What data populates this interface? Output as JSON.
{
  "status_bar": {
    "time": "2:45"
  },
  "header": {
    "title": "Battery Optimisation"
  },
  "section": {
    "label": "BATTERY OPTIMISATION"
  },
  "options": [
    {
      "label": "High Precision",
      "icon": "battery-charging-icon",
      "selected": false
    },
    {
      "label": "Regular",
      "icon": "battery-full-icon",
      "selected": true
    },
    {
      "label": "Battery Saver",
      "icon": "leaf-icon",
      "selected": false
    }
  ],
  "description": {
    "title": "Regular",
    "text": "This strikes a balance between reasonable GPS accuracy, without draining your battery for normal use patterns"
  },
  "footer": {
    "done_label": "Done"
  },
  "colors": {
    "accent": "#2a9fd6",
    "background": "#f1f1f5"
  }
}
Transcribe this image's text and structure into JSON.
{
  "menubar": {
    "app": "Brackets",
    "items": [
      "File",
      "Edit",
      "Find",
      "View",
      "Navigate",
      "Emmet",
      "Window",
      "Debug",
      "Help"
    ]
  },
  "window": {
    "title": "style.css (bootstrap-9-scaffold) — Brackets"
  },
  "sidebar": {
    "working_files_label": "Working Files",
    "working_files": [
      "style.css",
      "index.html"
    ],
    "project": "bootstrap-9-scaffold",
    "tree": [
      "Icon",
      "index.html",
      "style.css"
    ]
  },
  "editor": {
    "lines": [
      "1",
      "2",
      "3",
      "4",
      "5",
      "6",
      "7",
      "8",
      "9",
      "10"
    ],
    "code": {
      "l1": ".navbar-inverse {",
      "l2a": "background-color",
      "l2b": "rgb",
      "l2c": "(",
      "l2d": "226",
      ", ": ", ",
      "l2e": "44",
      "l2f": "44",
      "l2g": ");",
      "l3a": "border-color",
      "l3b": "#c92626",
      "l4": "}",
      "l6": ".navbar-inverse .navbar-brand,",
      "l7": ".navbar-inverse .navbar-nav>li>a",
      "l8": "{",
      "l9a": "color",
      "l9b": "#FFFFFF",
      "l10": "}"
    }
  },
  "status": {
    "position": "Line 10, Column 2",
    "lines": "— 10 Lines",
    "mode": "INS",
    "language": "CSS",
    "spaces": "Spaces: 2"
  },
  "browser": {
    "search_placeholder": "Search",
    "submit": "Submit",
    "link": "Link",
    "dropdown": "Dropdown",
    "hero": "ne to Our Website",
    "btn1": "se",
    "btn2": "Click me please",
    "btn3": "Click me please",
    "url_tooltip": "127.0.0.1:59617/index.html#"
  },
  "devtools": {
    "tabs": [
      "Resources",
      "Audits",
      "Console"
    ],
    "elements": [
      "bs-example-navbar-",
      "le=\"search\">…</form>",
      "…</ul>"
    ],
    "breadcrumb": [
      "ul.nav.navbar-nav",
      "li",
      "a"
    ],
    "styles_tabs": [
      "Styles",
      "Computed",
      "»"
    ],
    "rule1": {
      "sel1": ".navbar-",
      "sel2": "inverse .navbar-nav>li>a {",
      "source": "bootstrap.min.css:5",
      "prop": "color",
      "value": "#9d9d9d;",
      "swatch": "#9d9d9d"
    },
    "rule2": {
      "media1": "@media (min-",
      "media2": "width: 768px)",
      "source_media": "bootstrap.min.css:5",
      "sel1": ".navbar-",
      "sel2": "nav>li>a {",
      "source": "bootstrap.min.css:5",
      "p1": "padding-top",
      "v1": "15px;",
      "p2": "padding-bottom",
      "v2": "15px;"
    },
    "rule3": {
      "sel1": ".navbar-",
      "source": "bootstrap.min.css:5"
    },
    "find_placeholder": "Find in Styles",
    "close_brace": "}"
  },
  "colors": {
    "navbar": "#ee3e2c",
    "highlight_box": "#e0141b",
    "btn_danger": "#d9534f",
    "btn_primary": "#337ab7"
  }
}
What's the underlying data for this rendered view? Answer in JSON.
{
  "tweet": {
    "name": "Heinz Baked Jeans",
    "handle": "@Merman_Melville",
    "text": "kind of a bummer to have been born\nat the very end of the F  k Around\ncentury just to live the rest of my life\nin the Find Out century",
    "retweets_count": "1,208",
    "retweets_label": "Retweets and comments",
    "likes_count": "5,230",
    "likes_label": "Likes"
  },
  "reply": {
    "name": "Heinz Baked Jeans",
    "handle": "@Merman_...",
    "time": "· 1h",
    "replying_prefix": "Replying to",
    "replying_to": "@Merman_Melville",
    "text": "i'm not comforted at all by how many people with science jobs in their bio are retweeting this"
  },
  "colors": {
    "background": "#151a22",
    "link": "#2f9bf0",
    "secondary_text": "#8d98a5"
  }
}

------------------------------------------------------------------------

Retype the data exactly as given.

What data populates this interface? Output as JSON.
{
  "status_bar": {
    "time": "2:45"
  },
  "header": {
    "title": "Battery Optimisation"
  },
  "section": {
    "label": "BATTERY OPTIMISATION"
  },
  "options": [
    {
      "label": "High Precision",
      "icon": "battery-charging-icon",
      "selected": false
    },
    {
      "label": "Regular",
      "icon": "battery-full-icon",
      "selected": true
    },
    {
      "label": "Battery Saver",
      "icon": "leaf-icon",
      "selected": false
    }
  ],
  "description": {
    "title": "Regular",
    "text": "This strikes a balance between reasonable GPS accuracy, without draining your battery for normal use patterns"
  },
  "footer": {
    "done_label": "Done"
  },
  "colors": {
    "accent": "#2a9fd6",
    "background": "#f1f1f5"
  }
}
Transcribe this image's text and structure into JSON.
{
  "menubar": {
    "app": "Brackets",
    "items": [
      "File",
      "Edit",
      "Find",
      "View",
      "Navigate",
      "Emmet",
      "Window",
      "Debug",
      "Help"
    ]
  },
  "window": {
    "title": "style.css (bootstrap-9-scaffold) — Brackets"
  },
  "sidebar": {
    "working_files_label": "Working Files",
    "working_files": [
      "style.css",
      "index.html"
    ],
    "project": "bootstrap-9-scaffold",
    "tree": [
      "Icon",
      "index.html",
      "style.css"
    ]
  },
  "editor": {
    "lines": [
      "1",
      "2",
      "3",
      "4",
      "5",
      "6",
      "7",
      "8",
      "9",
      "10"
    ],
    "code": {
      "l1": ".navbar-inverse {",
      "l2a": "background-color",
      "l2b": "rgb",
      "l2c": "(",
      "l2d": "226",
      ", ": ", ",
      "l2e": "44",
      "l2f": "44",
      "l2g": ");",
      "l3a": "border-color",
      "l3b": "#c92626",
      "l4": "}",
      "l6": ".navbar-inverse .navbar-brand,",
      "l7": ".navbar-inverse .navbar-nav>li>a",
      "l8": "{",
      "l9a": "color",
      "l9b": "#FFFFFF",
      "l10": "}"
    }
  },
  "status": {
    "position": "Line 10, Column 2",
    "lines": "— 10 Lines",
    "mode": "INS",
    "language": "CSS",
    "spaces": "Spaces: 2"
  },
  "browser": {
    "search_placeholder": "Search",
    "submit": "Submit",
    "link": "Link",
    "dropdown": "Dropdown",
    "hero": "ne to Our Website",
    "btn1": "se",
    "btn2": "Click me please",
    "btn3": "Click me please",
    "url_tooltip": "127.0.0.1:59617/index.html#"
  },
  "devtools": {
    "tabs": [
      "Resources",
      "Audits",
      "Console"
    ],
    "elements": [
      "bs-example-navbar-",
      "le=\"search\">…</form>",
      "…</ul>"
    ],
    "breadcrumb": [
      "ul.nav.navbar-nav",
      "li",
      "a"
    ],
    "styles_tabs": [
      "Styles",
      "Computed",
      "»"
    ],
    "rule1": {
      "sel1": ".navbar-",
      "sel2": "inverse .navbar-nav>li>a {",
      "source": "bootstrap.min.css:5",
      "prop": "color",
      "value": "#9d9d9d;",
      "swatch": "#9d9d9d"
    },
    "rule2": {
      "media1": "@media (min-",
      "media2": "width: 768px)",
      "source_media": "bootstrap.min.css:5",
      "sel1": ".navbar-",
      "sel2": "nav>li>a {",
      "source": "bootstrap.min.css:5",
      "p1": "padding-top",
      "v1": "15px;",
      "p2": "padding-bottom",
      "v2": "15px;"
    },
    "rule3": {
      "sel1": ".navbar-",
      "source": "bootstrap.min.css:5"
    },
    "find_placeholder": "Find in Styles",
    "close_brace": "}"
  },
  "colors": {
    "navbar": "#ee3e2c",
    "highlight_box": "#e0141b",
    "btn_danger": "#d9534f",
    "btn_primary": "#337ab7"
  }
}
What's the underlying data for this rendered view? Answer in JSON.
{
  "tweet": {
    "name": "Heinz Baked Jeans",
    "handle": "@Merman_Melville",
    "text": "kind of a bummer to have been born\nat the very end of the F  k Around\ncentury just to live the rest of my life\nin the Find Out century",
    "retweets_count": "1,208",
    "retweets_label": "Retweets and comments",
    "likes_count": "5,230",
    "likes_label": "Likes"
  },
  "reply": {
    "name": "Heinz Baked Jeans",
    "handle": "@Merman_...",
    "time": "· 1h",
    "replying_prefix": "Replying to",
    "replying_to": "@Merman_Melville",
    "text": "i'm not comforted at all by how many people with science jobs in their bio are retweeting this"
  },
  "colors": {
    "background": "#151a22",
    "link": "#2f9bf0",
    "secondary_text": "#8d98a5"
  }
}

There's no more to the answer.